▶ [Required work] Write out the records again, exactly, leaving none out.

▶ [Stored data entries]

########################################

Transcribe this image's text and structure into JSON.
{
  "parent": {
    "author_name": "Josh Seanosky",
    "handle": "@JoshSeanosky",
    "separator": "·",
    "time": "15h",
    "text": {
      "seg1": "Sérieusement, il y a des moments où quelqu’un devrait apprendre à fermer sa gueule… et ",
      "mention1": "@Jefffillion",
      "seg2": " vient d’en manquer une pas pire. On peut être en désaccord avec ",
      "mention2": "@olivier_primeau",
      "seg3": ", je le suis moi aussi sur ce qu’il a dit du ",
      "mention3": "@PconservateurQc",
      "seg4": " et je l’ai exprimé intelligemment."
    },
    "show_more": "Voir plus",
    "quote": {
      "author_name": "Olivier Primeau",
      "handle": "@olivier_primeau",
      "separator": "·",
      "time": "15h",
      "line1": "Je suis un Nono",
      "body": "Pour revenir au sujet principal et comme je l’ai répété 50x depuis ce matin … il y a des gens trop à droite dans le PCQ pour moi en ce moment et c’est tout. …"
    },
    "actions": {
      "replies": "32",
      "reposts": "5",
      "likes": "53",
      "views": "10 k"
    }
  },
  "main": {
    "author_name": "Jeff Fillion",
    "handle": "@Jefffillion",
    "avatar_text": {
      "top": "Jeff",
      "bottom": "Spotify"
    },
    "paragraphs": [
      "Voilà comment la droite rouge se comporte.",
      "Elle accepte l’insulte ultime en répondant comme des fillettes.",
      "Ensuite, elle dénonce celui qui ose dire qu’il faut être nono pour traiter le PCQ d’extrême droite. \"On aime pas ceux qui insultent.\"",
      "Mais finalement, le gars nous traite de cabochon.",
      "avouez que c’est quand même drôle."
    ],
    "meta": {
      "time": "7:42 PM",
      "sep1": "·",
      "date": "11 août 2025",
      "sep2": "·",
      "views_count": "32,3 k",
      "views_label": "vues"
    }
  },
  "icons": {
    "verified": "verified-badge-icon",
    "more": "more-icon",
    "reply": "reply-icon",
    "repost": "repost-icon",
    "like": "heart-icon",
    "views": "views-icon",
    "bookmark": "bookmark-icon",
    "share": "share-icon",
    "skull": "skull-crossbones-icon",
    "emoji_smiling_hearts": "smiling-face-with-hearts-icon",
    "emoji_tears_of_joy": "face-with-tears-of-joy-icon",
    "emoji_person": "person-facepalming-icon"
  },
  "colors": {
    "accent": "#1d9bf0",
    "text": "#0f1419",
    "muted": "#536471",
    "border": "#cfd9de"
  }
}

########################################

▶ [Answer in full]
Transcribe this image's text and structure into JSON.
{
  "parent": {
    "author_name": "Josh Seanosky",
    "handle": "@JoshSeanosky",
    "separator": "·",
    "time": "15h",
    "text": {
      "seg1": "Sérieusement, il y a des moments où quelqu’un devrait apprendre à fermer sa gueule… et ",
      "mention1": "@Jefffillion",
      "seg2": " vient d’en manquer une pas pire. On peut être en désaccord avec ",
      "mention2": "@olivier_primeau",
      "seg3": ", je le suis moi aussi sur ce qu’il a dit du ",
      "mention3": "@PconservateurQc",
      "seg4": " et je l’ai exprimé intelligemment."
    },
    "show_more": "Voir plus",
    "quote": {
      "author_name": "Olivier Primeau",
      "handle": "@olivier_primeau",
      "separator": "·",
      "time": "15h",
      "line1": "Je suis un Nono",
      "body": "Pour revenir au sujet principal et comme je l’ai répété 50x depuis ce matin … il y a des gens trop à droite dans le PCQ pour moi en ce moment et c’est tout. …"
    },
    "actions": {
      "replies": "32",
      "reposts": "5",
      "likes": "53",
      "views": "10 k"
    }
  },
  "main": {
    "author_name": "Jeff Fillion",
    "handle": "@Jefffillion",
    "avatar_text": {
      "top": "Jeff",
      "bottom": "Spotify"
    },
    "paragraphs": [
      "Voilà comment la droite rouge se comporte.",
      "Elle accepte l’insulte ultime en répondant comme des fillettes.",
      "Ensuite, elle dénonce celui qui ose dire qu’il faut être nono pour traiter le PCQ d’extrême droite. \"On aime pas ceux qui insultent.\"",
      "Mais finalement, le gars nous traite de cabochon.",
      "avouez que c’est quand même drôle."
    ],
    "meta": {
      "time": "7:42 PM",
      "sep1": "·",
      "date": "11 août 2025",
      "sep2": "·",
      "views_count": "32,3 k",
      "views_label": "vues"
    }
  },
  "icons": {
    "verified": "verified-badge-icon",
    "more": "more-icon",
    "reply": "reply-icon",
    "repost": "repost-icon",
    "like": "heart-icon",
    "views": "views-icon",
    "bookmark": "bookmark-icon",
    "share": "share-icon",
    "skull": "skull-crossbones-icon",
    "emoji_smiling_hearts": "smiling-face-with-hearts-icon",
    "emoji_tears_of_joy": "face-with-tears-of-joy-icon",
    "emoji_person": "person-facepalming-icon"
  },
  "colors": {
    "accent": "#1d9bf0",
    "text": "#0f1419",
    "muted": "#536471",
    "border": "#cfd9de"
  }
}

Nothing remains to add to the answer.